§ Written task
In the records below, find each line containing the word "Informasi" and copy it.

A block of data
--------------------------------------------------

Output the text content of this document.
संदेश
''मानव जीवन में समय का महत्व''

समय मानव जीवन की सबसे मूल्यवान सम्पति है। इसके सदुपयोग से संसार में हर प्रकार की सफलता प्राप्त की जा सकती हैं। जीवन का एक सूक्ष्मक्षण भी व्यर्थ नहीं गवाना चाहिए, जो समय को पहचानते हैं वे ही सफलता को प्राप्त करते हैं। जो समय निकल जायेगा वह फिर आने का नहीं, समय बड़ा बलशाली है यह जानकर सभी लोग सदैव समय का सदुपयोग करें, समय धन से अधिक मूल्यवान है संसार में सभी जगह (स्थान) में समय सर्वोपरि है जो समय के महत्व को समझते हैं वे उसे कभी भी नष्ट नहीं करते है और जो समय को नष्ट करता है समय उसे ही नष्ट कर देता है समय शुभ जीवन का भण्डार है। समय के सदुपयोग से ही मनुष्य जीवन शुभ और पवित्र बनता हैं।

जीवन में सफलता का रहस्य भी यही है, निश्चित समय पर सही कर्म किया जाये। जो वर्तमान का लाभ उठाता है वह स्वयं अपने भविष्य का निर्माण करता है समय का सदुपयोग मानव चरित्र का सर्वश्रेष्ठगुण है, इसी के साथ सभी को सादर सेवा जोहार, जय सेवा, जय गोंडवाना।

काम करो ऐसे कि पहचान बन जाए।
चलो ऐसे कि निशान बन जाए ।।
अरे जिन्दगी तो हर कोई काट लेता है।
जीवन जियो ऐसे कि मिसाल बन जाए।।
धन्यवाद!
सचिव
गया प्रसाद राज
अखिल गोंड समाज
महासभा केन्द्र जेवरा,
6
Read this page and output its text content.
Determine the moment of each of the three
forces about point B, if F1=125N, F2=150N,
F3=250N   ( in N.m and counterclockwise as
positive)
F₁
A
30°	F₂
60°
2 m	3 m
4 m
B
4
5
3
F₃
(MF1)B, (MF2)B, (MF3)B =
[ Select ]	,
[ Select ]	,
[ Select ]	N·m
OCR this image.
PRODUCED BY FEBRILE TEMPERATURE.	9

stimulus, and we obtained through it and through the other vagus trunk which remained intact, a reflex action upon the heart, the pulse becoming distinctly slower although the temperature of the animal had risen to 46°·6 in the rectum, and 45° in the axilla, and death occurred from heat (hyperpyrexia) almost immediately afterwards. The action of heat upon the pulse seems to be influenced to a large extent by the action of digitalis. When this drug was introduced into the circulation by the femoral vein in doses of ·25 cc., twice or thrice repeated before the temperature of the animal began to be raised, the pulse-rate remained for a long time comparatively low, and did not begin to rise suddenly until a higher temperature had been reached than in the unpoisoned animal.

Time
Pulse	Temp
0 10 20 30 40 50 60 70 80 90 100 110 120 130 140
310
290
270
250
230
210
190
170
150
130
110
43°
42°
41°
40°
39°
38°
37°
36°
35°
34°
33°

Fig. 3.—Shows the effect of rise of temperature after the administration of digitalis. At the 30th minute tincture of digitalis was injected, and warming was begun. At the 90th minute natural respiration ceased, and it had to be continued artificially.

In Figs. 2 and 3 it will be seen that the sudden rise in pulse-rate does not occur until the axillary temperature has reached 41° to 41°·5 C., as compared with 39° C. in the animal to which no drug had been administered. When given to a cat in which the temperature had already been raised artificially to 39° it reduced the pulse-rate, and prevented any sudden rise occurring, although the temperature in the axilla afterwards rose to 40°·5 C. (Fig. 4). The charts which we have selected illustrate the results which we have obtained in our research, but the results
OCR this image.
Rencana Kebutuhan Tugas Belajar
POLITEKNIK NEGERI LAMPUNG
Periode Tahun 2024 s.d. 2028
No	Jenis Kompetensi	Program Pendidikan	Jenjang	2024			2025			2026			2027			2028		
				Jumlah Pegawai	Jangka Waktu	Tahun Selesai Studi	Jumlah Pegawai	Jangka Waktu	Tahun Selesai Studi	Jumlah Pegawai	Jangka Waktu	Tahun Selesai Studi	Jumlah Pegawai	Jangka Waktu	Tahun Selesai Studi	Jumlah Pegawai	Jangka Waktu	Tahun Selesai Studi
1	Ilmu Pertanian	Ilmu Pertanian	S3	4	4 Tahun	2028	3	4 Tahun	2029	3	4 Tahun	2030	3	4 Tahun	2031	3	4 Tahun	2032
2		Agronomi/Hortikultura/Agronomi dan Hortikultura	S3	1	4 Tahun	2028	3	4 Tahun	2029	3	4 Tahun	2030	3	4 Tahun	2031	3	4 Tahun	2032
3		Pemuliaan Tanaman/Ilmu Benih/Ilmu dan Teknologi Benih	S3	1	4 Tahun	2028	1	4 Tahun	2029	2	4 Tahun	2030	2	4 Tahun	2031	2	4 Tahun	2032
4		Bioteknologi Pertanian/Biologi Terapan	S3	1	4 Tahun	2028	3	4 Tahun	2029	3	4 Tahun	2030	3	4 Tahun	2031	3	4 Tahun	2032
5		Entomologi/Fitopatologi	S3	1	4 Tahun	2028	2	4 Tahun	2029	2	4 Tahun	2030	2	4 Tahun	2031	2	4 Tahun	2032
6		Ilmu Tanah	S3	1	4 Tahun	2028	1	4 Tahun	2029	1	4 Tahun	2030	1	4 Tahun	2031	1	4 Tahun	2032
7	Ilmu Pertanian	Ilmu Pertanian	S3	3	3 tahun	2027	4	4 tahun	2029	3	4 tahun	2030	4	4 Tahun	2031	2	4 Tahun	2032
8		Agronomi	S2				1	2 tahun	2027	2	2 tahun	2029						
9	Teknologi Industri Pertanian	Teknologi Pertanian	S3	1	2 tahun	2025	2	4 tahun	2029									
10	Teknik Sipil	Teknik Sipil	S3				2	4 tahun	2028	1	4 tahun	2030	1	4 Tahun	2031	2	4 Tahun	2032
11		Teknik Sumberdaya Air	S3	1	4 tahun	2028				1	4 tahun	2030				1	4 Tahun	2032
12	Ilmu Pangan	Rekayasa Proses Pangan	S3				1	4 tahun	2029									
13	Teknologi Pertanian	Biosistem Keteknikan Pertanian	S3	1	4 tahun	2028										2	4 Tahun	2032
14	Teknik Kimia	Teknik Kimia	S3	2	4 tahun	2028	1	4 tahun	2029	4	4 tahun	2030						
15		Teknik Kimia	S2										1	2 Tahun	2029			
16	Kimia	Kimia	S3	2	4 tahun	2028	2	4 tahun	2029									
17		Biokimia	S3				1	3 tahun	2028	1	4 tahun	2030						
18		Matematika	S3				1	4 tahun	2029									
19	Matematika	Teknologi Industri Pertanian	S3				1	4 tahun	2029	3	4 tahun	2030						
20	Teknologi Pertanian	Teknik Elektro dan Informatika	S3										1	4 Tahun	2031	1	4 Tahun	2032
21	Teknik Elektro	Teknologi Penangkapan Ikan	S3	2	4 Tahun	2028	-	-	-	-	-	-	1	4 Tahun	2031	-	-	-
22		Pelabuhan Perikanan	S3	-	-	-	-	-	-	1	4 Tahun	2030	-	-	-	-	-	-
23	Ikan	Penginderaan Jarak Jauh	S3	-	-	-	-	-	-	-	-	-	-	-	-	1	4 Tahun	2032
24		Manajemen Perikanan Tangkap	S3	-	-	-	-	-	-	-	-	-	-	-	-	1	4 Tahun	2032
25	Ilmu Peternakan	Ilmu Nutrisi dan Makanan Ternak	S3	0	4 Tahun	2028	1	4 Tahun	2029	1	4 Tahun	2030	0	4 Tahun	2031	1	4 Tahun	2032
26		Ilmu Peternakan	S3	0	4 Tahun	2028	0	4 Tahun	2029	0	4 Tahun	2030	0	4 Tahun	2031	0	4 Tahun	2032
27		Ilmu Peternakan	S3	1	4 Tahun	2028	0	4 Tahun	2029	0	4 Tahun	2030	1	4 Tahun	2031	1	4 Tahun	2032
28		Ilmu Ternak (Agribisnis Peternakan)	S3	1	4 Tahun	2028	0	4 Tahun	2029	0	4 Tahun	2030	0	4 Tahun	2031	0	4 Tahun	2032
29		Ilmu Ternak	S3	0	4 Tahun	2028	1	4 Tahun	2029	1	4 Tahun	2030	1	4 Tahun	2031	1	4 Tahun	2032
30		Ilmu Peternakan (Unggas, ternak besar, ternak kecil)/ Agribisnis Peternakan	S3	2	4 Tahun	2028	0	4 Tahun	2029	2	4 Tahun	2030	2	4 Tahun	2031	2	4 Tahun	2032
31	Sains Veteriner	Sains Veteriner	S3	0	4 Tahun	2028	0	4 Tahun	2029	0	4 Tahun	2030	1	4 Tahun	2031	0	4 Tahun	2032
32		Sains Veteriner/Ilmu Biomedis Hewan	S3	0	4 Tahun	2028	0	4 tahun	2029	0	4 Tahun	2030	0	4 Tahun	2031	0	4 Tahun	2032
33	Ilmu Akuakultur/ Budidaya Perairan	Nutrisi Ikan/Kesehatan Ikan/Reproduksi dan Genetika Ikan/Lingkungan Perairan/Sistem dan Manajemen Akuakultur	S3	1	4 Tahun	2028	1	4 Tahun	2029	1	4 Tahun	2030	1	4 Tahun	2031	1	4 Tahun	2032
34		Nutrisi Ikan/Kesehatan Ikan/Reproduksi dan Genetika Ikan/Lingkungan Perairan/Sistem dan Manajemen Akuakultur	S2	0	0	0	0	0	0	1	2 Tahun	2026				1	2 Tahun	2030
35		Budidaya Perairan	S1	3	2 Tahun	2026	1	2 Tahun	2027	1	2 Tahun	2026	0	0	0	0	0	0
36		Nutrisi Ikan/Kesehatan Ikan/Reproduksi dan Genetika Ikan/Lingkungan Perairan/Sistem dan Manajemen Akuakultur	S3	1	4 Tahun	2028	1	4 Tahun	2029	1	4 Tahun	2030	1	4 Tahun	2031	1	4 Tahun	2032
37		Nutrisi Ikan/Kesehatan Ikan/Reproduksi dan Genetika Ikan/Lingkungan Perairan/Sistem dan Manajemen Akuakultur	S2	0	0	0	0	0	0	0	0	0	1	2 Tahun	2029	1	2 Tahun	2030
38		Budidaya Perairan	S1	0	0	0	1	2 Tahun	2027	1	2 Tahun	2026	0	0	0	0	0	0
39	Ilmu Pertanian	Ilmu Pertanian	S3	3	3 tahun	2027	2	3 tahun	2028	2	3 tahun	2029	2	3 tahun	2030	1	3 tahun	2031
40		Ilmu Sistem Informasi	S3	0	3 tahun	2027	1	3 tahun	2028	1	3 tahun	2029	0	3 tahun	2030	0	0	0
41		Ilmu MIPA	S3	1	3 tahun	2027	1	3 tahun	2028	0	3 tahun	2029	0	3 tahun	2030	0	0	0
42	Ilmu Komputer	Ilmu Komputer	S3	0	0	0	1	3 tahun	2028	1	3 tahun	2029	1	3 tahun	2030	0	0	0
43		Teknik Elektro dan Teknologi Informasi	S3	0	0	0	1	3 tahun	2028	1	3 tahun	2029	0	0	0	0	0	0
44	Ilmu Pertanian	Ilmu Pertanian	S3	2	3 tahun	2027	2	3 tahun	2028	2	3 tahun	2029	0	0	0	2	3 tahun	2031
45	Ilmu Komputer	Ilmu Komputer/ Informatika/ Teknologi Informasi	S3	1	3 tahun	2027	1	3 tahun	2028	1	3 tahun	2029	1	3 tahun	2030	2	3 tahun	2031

--------------------------------------------------

§ Output below
40		Ilmu Sistem Informasi	S3	0	3 tahun	2027	1	3 tahun	2028	1	3 tahun	2029	0	3 tahun	2030	0	0	0
43		Teknik Elektro dan Teknologi Informasi	S3	0	0	0	1	3 tahun	2028	1	3 tahun	2029	0	0	0	0	0	0
45	Ilmu Komputer	Ilmu Komputer/ Informatika/ Teknologi Informasi	S3	1	3 tahun	2027	1	3 tahun	2028	1	3 tahun	2029	1	3 tahun	2030	2	3 tahun	2031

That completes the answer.